▶ _Written request_
Retype the material that follows, keeping every word as it is.
##### Entries shown #####
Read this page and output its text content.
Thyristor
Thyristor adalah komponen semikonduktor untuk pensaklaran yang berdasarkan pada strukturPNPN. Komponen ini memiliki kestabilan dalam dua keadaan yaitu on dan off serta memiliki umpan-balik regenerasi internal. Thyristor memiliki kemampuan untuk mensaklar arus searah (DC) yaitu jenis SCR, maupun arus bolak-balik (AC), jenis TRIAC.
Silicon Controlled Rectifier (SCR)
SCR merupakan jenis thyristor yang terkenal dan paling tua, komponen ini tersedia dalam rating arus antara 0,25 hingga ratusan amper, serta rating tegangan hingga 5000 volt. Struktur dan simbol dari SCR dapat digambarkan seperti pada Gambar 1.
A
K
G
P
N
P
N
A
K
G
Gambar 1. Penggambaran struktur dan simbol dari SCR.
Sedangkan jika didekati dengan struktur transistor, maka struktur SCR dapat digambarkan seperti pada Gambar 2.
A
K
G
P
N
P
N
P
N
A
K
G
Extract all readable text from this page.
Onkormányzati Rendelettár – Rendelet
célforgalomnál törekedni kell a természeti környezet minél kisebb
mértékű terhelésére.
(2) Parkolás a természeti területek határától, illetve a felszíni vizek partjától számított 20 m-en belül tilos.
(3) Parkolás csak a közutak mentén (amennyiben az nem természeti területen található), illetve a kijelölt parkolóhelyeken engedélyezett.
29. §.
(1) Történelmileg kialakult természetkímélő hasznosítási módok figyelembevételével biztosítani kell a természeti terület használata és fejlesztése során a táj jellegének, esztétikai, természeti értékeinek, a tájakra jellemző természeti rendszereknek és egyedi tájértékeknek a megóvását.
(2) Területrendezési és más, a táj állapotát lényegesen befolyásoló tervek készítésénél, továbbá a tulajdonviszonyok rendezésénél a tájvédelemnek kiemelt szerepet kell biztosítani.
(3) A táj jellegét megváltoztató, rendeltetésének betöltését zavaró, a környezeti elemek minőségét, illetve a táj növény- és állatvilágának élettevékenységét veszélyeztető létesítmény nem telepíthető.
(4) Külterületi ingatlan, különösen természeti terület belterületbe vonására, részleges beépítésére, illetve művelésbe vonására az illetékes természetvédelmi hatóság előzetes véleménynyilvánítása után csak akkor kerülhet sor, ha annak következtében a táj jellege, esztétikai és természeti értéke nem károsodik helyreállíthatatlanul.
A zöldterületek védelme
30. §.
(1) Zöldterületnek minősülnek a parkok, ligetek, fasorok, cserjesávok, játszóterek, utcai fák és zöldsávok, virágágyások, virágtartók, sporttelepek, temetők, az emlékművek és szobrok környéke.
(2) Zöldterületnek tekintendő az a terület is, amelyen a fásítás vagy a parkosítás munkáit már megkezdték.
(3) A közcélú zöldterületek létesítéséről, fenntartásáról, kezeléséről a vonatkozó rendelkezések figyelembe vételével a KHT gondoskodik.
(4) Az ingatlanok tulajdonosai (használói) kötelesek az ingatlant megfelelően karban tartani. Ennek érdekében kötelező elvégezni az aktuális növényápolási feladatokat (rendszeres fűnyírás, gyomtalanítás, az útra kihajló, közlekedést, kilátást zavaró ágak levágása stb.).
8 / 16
#####
▶ _Written answer_
Read this page and output its text content.
Thyristor
Thyristor adalah komponen semikonduktor untuk pensaklaran yang berdasarkan pada strukturPNPN. Komponen ini memiliki kestabilan dalam dua keadaan yaitu on dan off serta memiliki umpan-balik regenerasi internal. Thyristor memiliki kemampuan untuk mensaklar arus searah (DC) yaitu jenis SCR, maupun arus bolak-balik (AC), jenis TRIAC.
Silicon Controlled Rectifier (SCR)
SCR merupakan jenis thyristor yang terkenal dan paling tua, komponen ini tersedia dalam rating arus antara 0,25 hingga ratusan amper, serta rating tegangan hingga 5000 volt. Struktur dan simbol dari SCR dapat digambarkan seperti pada Gambar 1.
A
K
G
P
N
P
N
A
K
G
Gambar 1. Penggambaran struktur dan simbol dari SCR.
Sedangkan jika didekati dengan struktur transistor, maka struktur SCR dapat digambarkan seperti pada Gambar 2.
A
K
G
P
N
P
N
P
N
A
K
G
Extract all readable text from this page.
Onkormányzati Rendelettár – Rendelet
célforgalomnál törekedni kell a természeti környezet minél kisebb
mértékű terhelésére.
(2) Parkolás a természeti területek határától, illetve a felszíni vizek partjától számított 20 m-en belül tilos.
(3) Parkolás csak a közutak mentén (amennyiben az nem természeti területen található), illetve a kijelölt parkolóhelyeken engedélyezett.
29. §.
(1) Történelmileg kialakult természetkímélő hasznosítási módok figyelembevételével biztosítani kell a természeti terület használata és fejlesztése során a táj jellegének, esztétikai, természeti értékeinek, a tájakra jellemző természeti rendszereknek és egyedi tájértékeknek a megóvását.
(2) Területrendezési és más, a táj állapotát lényegesen befolyásoló tervek készítésénél, továbbá a tulajdonviszonyok rendezésénél a tájvédelemnek kiemelt szerepet kell biztosítani.
(3) A táj jellegét megváltoztató, rendeltetésének betöltését zavaró, a környezeti elemek minőségét, illetve a táj növény- és állatvilágának élettevékenységét veszélyeztető létesítmény nem telepíthető.
(4) Külterületi ingatlan, különösen természeti terület belterületbe vonására, részleges beépítésére, illetve művelésbe vonására az illetékes természetvédelmi hatóság előzetes véleménynyilvánítása után csak akkor kerülhet sor, ha annak következtében a táj jellege, esztétikai és természeti értéke nem károsodik helyreállíthatatlanul.
A zöldterületek védelme
30. §.
(1) Zöldterületnek minősülnek a parkok, ligetek, fasorok, cserjesávok, játszóterek, utcai fák és zöldsávok, virágágyások, virágtartók, sporttelepek, temetők, az emlékművek és szobrok környéke.
(2) Zöldterületnek tekintendő az a terület is, amelyen a fásítás vagy a parkosítás munkáit már megkezdték.
(3) A közcélú zöldterületek létesítéséről, fenntartásáról, kezeléséről a vonatkozó rendelkezések figyelembe vételével a KHT gondoskodik.
(4) Az ingatlanok tulajdonosai (használói) kötelesek az ingatlant megfelelően karban tartani. Ennek érdekében kötelező elvégezni az aktuális növényápolási feladatokat (rendszeres fűnyírás, gyomtalanítás, az útra kihajló, közlekedést, kilátást zavaró ágak levágása stb.).
8 / 16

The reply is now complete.